=== Data entries ===
***

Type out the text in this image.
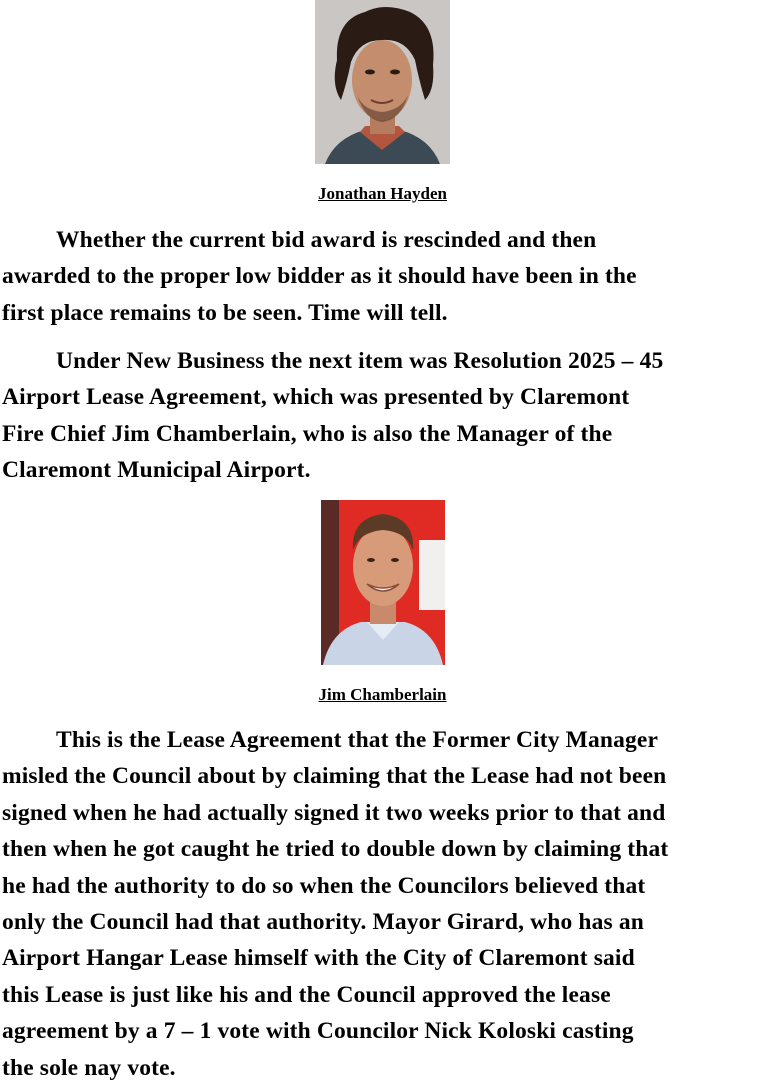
Jonathan Hayden

Whether the current bid award is rescinded and then
awarded to the proper low bidder as it should have been in the
first place remains to be seen. Time will tell.

Under New Business the next item was Resolution 2025 – 45
Airport Lease Agreement, which was presented by Claremont
Fire Chief Jim Chamberlain, who is also the Manager of the
Claremont Municipal Airport.

Jim Chamberlain

This is the Lease Agreement that the Former City Manager
misled the Council about by claiming that the Lease had not been
signed when he had actually signed it two weeks prior to that and
then when he got caught he tried to double down by claiming that
he had the authority to do so when the Councilors believed that
only the Council had that authority. Mayor Girard, who has an
Airport Hangar Lease himself with the City of Claremont said
this Lease is just like his and the Council approved the lease
agreement by a 7 – 1 vote with Councilor Nick Koloski casting
the sole nay vote.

***

=== GIVEN INSTRUCTION ===
Using the material above, return every line exactly as it appears, minus the pictures.

=== ANSWER FOR THE TASK ===
Type out the text in this image.
Jonathan Hayden

Whether the current bid award is rescinded and then
awarded to the proper low bidder as it should have been in the
first place remains to be seen. Time will tell.

Under New Business the next item was Resolution 2025 – 45
Airport Lease Agreement, which was presented by Claremont
Fire Chief Jim Chamberlain, who is also the Manager of the
Claremont Municipal Airport.

Jim Chamberlain

This is the Lease Agreement that the Former City Manager
misled the Council about by claiming that the Lease had not been
signed when he had actually signed it two weeks prior to that and
then when he got caught he tried to double down by claiming that
he had the authority to do so when the Councilors believed that
only the Council had that authority. Mayor Girard, who has an
Airport Hangar Lease himself with the City of Claremont said
this Lease is just like his and the Council approved the lease
agreement by a 7 – 1 vote with Councilor Nick Koloski casting
the sole nay vote.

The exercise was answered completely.